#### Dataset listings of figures
— start —

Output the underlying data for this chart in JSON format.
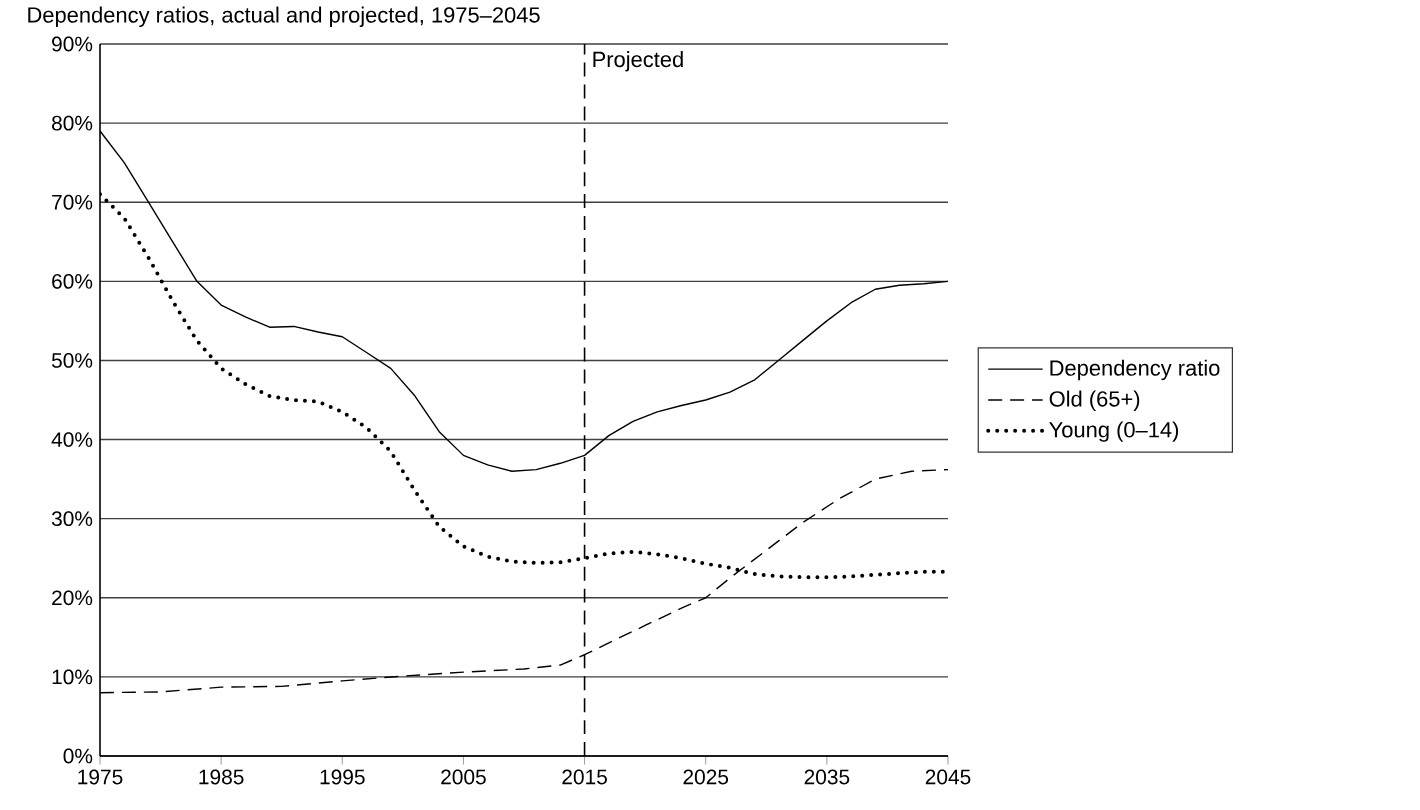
{
  "chart_data": {
    "type": "line",
    "title": "Dependency ratios, actual and projected, 1975–2045",
    "xlim": [
      1975,
      2045
    ],
    "xticks": [
      1975,
      1985,
      1995,
      2005,
      2015,
      2025,
      2035,
      2045
    ],
    "ylim": [
      0,
      90
    ],
    "yticks": [
      {
        "value": 0,
        "label": "0%"
      },
      {
        "value": 10,
        "label": "10%"
      },
      {
        "value": 20,
        "label": "20%"
      },
      {
        "value": 30,
        "label": "30%"
      },
      {
        "value": 40,
        "label": "40%"
      },
      {
        "value": 50,
        "label": "50%"
      },
      {
        "value": 60,
        "label": "60%"
      },
      {
        "value": 70,
        "label": "70%"
      },
      {
        "value": 80,
        "label": "80%"
      },
      {
        "value": 90,
        "label": "90%"
      }
    ],
    "grid": "y",
    "legend": "right",
    "ref_lines": [
      {
        "axis": "x",
        "value": 2015,
        "label": "Projected",
        "color": "#000000",
        "line_style": "dashed"
      }
    ],
    "series": [
      {
        "name": "Dependency ratio",
        "color": "#000000",
        "line_style": "solid",
        "x": [
          1975,
          1977,
          1979,
          1981,
          1983,
          1985,
          1987,
          1989,
          1991,
          1993,
          1995,
          1997,
          1999,
          2001,
          2003,
          2005,
          2007,
          2009,
          2011,
          2013,
          2015,
          2017,
          2019,
          2021,
          2023,
          2025,
          2027,
          2029,
          2031,
          2033,
          2035,
          2037,
          2039,
          2041,
          2043,
          2045
        ],
        "values": [
          79,
          75,
          70,
          65,
          60,
          57,
          55.5,
          54.2,
          54.3,
          53.6,
          53,
          51,
          49,
          45.5,
          41,
          38,
          36.8,
          36,
          36.2,
          37,
          38,
          40.5,
          42.3,
          43.5,
          44.3,
          45,
          46,
          47.5,
          50,
          52.5,
          55,
          57.3,
          59,
          59.5,
          59.7,
          60
        ]
      },
      {
        "name": "Old (65+)",
        "color": "#000000",
        "line_style": "dashed",
        "x": [
          1975,
          1980,
          1985,
          1990,
          1995,
          2000,
          2005,
          2010,
          2013,
          2015,
          2017,
          2020,
          2023,
          2025,
          2027,
          2030,
          2033,
          2036,
          2039,
          2042,
          2045
        ],
        "values": [
          8,
          8.1,
          8.7,
          8.8,
          9.5,
          10.1,
          10.6,
          11,
          11.5,
          12.8,
          14.3,
          16.5,
          18.7,
          20,
          22.5,
          26,
          29.5,
          32.5,
          35,
          36,
          36.2
        ]
      },
      {
        "name": "Young (0–14)",
        "color": "#000000",
        "line_style": "dotted",
        "x": [
          1975,
          1977,
          1979,
          1981,
          1983,
          1985,
          1987,
          1989,
          1991,
          1993,
          1995,
          1997,
          1999,
          2001,
          2003,
          2005,
          2007,
          2009,
          2011,
          2013,
          2015,
          2017,
          2019,
          2021,
          2023,
          2025,
          2027,
          2029,
          2031,
          2033,
          2035,
          2037,
          2039,
          2041,
          2043,
          2045
        ],
        "values": [
          71,
          68,
          63,
          57.5,
          52.5,
          49,
          47,
          45.5,
          45,
          44.8,
          43.5,
          41.5,
          38.5,
          33.5,
          29,
          26.5,
          25.2,
          24.6,
          24.4,
          24.5,
          25,
          25.6,
          25.8,
          25.5,
          25,
          24.3,
          23.8,
          23,
          22.7,
          22.6,
          22.6,
          22.7,
          22.9,
          23.1,
          23.3,
          23.3
        ]
      }
    ]
  }
}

— end —

#### PROBLEM STATEMENT
Keep the pictures out and write out the records exactly.

#### RESULT
Output the underlying data for this chart in JSON format.
{
  "chart_data": {
    "type": "line",
    "title": "Dependency ratios, actual and projected, 1975–2045",
    "xlim": [
      1975,
      2045
    ],
    "xticks": [
      1975,
      1985,
      1995,
      2005,
      2015,
      2025,
      2035,
      2045
    ],
    "ylim": [
      0,
      90
    ],
    "yticks": [
      {
        "value": 0,
        "label": "0%"
      },
      {
        "value": 10,
        "label": "10%"
      },
      {
        "value": 20,
        "label": "20%"
      },
      {
        "value": 30,
        "label": "30%"
      },
      {
        "value": 40,
        "label": "40%"
      },
      {
        "value": 50,
        "label": "50%"
      },
      {
        "value": 60,
        "label": "60%"
      },
      {
        "value": 70,
        "label": "70%"
      },
      {
        "value": 80,
        "label": "80%"
      },
      {
        "value": 90,
        "label": "90%"
      }
    ],
    "grid": "y",
    "legend": "right",
    "ref_lines": [
      {
        "axis": "x",
        "value": 2015,
        "label": "Projected",
        "color": "#000000",
        "line_style": "dashed"
      }
    ],
    "series": [
      {
        "name": "Dependency ratio",
        "color": "#000000",
        "line_style": "solid",
        "x": [
          1975,
          1977,
          1979,
          1981,
          1983,
          1985,
          1987,
          1989,
          1991,
          1993,
          1995,
          1997,
          1999,
          2001,
          2003,
          2005,
          2007,
          2009,
          2011,
          2013,
          2015,
          2017,
          2019,
          2021,
          2023,
          2025,
          2027,
          2029,
          2031,
          2033,
          2035,
          2037,
          2039,
          2041,
          2043,
          2045
        ],
        "values": [
          79,
          75,
          70,
          65,
          60,
          57,
          55.5,
          54.2,
          54.3,
          53.6,
          53,
          51,
          49,
          45.5,
          41,
          38,
          36.8,
          36,
          36.2,
          37,
          38,
          40.5,
          42.3,
          43.5,
          44.3,
          45,
          46,
          47.5,
          50,
          52.5,
          55,
          57.3,
          59,
          59.5,
          59.7,
          60
        ]
      },
      {
        "name": "Old (65+)",
        "color": "#000000",
        "line_style": "dashed",
        "x": [
          1975,
          1980,
          1985,
          1990,
          1995,
          2000,
          2005,
          2010,
          2013,
          2015,
          2017,
          2020,
          2023,
          2025,
          2027,
          2030,
          2033,
          2036,
          2039,
          2042,
          2045
        ],
        "values": [
          8,
          8.1,
          8.7,
          8.8,
          9.5,
          10.1,
          10.6,
          11,
          11.5,
          12.8,
          14.3,
          16.5,
          18.7,
          20,
          22.5,
          26,
          29.5,
          32.5,
          35,
          36,
          36.2
        ]
      },
      {
        "name": "Young (0–14)",
        "color": "#000000",
        "line_style": "dotted",
        "x": [
          1975,
          1977,
          1979,
          1981,
          1983,
          1985,
          1987,
          1989,
          1991,
          1993,
          1995,
          1997,
          1999,
          2001,
          2003,
          2005,
          2007,
          2009,
          2011,
          2013,
          2015,
          2017,
          2019,
          2021,
          2023,
          2025,
          2027,
          2029,
          2031,
          2033,
          2035,
          2037,
          2039,
          2041,
          2043,
          2045
        ],
        "values": [
          71,
          68,
          63,
          57.5,
          52.5,
          49,
          47,
          45.5,
          45,
          44.8,
          43.5,
          41.5,
          38.5,
          33.5,
          29,
          26.5,
          25.2,
          24.6,
          24.4,
          24.5,
          25,
          25.6,
          25.8,
          25.5,
          25,
          24.3,
          23.8,
          23,
          22.7,
          22.6,
          22.6,
          22.7,
          22.9,
          23.1,
          23.3,
          23.3
        ]
      }
    ]
  }
}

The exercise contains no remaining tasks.